PROBLEM DESCRIPTION:
Single out the lines that include the word "marker". Copy them.

DATA SUPPLIED:
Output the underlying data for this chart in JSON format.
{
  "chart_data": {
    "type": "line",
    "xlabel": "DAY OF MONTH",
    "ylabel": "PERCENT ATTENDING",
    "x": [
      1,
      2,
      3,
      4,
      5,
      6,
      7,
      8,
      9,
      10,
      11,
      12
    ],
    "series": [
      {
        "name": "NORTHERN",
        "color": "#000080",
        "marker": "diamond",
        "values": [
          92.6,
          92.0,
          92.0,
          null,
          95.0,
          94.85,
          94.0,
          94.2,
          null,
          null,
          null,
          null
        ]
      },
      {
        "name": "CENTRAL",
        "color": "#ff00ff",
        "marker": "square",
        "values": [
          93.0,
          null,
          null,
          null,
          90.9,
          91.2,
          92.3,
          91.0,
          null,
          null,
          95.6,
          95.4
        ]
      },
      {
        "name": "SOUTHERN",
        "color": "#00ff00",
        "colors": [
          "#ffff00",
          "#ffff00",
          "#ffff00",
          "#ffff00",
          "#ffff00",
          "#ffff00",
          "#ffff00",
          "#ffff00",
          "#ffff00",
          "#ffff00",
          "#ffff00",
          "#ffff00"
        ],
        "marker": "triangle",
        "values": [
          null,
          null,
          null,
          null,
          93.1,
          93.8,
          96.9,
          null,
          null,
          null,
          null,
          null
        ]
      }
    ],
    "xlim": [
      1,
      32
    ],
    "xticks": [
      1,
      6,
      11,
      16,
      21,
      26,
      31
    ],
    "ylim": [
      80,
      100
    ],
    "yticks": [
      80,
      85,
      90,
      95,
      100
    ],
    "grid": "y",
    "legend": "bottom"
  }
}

COMPLETED EXERCISE:
        "marker": "diamond",
        "marker": "square",
        "marker": "triangle",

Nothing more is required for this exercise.